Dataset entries
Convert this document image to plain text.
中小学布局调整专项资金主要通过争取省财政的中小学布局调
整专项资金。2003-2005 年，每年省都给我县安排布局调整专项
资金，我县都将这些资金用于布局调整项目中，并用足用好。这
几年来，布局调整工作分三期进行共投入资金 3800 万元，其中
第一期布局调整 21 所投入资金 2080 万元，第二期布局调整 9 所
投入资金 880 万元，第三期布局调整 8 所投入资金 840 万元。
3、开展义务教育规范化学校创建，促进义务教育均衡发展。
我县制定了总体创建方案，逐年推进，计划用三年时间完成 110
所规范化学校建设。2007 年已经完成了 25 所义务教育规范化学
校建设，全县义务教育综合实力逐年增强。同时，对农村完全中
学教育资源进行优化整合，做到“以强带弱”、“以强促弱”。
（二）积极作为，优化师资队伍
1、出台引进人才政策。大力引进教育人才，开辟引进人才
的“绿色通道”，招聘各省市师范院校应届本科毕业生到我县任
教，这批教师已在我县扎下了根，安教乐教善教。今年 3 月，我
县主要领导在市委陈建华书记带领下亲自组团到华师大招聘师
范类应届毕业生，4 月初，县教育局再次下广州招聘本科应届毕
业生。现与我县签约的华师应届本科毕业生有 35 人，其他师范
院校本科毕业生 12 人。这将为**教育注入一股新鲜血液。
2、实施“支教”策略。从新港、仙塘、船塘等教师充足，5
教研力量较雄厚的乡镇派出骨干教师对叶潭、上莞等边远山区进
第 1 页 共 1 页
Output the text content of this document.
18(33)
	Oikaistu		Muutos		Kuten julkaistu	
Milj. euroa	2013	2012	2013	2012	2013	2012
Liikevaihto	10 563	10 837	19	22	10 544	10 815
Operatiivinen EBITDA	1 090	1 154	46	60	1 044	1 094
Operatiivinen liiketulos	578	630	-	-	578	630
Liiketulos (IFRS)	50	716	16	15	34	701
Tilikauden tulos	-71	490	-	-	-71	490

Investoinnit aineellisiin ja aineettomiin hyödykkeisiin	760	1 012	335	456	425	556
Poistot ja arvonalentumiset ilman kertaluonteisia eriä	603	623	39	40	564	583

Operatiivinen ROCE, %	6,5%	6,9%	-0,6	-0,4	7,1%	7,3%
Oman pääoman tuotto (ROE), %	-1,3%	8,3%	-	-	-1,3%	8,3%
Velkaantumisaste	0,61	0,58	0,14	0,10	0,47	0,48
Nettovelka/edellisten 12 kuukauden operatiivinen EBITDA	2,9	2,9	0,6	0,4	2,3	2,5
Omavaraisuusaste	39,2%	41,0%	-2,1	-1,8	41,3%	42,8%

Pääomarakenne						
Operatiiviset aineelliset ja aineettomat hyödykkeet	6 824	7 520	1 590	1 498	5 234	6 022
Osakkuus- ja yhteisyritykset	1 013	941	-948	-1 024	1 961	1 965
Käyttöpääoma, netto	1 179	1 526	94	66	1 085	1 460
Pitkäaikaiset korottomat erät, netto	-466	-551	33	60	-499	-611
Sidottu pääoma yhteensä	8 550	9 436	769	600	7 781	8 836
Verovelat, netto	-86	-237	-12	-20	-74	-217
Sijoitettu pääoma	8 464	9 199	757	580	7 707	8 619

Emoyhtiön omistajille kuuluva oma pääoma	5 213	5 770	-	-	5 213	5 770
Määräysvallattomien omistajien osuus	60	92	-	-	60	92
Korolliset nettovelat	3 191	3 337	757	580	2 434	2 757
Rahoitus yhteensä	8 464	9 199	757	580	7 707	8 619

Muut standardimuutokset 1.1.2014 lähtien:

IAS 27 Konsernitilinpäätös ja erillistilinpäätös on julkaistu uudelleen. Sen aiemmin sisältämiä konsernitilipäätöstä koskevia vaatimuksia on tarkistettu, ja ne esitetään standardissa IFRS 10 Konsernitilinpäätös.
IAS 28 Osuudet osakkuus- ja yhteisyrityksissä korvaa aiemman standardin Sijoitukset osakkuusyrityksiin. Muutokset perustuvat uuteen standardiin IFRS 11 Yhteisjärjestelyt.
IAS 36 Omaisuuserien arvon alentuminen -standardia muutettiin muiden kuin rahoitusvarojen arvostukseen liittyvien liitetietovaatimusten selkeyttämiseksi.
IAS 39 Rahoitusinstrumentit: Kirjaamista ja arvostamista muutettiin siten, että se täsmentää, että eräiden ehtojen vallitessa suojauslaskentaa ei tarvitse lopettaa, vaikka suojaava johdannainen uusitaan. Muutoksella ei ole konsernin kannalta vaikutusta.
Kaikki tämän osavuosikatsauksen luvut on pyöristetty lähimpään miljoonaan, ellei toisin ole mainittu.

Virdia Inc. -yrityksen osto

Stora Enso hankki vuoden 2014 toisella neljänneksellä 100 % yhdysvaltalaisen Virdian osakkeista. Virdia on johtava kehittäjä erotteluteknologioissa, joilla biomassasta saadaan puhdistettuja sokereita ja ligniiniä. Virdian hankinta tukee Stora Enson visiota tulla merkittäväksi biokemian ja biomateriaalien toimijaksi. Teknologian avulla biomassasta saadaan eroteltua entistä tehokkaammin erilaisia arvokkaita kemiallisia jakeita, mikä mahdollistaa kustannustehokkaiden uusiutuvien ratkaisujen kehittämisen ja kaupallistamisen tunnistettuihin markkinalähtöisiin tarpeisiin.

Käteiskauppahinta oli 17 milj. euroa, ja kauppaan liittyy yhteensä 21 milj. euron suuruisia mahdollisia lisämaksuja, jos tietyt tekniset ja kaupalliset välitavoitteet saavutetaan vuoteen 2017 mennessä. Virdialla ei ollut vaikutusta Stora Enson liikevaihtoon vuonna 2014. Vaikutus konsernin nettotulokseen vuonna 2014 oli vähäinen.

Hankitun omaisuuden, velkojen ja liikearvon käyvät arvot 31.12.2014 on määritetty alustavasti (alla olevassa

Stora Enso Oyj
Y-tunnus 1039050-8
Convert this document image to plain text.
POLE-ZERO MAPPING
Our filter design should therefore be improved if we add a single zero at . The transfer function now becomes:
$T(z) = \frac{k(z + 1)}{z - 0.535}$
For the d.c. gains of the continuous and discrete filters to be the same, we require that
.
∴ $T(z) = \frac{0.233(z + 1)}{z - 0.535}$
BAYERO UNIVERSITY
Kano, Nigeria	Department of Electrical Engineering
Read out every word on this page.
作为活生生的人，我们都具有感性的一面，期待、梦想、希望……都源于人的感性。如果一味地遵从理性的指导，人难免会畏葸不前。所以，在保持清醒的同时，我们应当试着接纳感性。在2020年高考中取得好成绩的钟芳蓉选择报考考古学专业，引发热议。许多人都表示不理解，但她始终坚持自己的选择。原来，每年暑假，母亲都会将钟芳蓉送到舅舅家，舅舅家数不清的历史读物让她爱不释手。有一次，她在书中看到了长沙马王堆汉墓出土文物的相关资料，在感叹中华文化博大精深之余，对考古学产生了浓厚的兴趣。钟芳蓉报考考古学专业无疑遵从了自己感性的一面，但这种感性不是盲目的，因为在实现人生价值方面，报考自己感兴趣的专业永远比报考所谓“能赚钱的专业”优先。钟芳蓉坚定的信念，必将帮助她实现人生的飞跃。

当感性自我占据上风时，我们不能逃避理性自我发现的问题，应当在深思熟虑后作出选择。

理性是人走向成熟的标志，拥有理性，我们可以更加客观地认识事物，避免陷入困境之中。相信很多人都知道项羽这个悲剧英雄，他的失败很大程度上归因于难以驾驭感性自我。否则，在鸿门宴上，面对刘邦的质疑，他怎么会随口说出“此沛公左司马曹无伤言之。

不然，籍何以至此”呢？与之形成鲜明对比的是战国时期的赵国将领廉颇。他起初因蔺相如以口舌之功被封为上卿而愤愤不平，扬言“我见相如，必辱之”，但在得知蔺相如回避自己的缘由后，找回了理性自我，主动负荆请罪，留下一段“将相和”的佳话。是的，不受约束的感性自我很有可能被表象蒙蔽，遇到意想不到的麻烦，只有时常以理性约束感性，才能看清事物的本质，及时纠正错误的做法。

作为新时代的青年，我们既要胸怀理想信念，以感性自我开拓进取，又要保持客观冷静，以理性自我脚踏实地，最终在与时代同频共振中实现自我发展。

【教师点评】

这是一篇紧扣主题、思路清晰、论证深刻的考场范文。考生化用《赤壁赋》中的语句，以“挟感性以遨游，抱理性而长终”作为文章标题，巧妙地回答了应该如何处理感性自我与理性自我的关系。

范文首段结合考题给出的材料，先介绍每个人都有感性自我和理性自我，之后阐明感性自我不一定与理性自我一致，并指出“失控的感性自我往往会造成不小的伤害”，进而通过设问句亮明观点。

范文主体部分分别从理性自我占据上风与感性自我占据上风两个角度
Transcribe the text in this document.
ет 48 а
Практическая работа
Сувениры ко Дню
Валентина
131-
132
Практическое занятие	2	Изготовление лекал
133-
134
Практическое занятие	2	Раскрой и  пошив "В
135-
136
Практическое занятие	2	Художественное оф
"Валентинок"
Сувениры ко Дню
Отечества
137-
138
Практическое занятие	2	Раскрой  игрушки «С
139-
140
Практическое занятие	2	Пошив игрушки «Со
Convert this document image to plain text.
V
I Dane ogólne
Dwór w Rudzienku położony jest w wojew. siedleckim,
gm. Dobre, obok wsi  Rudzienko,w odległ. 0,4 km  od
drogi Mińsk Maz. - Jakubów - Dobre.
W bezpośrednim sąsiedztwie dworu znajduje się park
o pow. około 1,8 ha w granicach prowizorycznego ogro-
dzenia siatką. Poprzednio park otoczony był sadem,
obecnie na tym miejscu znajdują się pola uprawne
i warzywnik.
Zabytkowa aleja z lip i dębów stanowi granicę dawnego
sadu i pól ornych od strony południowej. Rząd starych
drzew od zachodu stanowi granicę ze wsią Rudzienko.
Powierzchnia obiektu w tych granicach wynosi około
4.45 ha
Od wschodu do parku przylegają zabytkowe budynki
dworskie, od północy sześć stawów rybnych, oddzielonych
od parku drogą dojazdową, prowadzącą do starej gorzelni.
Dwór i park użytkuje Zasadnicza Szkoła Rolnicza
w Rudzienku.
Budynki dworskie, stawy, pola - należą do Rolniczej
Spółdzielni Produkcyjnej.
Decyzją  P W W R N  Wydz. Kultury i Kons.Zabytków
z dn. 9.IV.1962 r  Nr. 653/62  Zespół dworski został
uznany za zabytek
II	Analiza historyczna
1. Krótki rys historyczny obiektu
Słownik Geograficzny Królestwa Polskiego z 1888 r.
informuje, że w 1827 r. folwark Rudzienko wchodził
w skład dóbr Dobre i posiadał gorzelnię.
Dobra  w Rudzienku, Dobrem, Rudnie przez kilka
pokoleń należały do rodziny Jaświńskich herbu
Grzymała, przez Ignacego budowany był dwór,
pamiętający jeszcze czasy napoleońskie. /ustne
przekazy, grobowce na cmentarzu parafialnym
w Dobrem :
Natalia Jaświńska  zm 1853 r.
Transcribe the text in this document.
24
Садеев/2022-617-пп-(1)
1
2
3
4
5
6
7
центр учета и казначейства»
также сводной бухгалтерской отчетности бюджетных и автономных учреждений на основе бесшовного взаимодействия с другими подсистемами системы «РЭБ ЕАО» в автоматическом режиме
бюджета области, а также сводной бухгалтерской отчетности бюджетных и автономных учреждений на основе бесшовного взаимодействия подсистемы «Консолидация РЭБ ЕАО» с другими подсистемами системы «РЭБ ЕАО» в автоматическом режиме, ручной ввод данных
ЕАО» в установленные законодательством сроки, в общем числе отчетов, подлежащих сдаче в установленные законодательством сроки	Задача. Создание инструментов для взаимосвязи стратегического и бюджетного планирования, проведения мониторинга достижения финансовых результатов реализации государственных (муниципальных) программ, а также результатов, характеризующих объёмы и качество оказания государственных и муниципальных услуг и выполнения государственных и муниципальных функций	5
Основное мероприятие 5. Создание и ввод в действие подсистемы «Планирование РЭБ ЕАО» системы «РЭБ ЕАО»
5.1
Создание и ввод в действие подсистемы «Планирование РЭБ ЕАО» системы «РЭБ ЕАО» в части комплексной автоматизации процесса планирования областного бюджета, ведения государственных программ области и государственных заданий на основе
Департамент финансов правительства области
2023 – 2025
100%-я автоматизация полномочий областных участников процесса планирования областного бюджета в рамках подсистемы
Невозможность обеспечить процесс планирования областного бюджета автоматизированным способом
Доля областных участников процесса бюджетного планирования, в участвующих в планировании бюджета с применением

• What is expected: The records are above. How many lines in them contain the word "планирования"? Give the number alone.

• Task solution: 5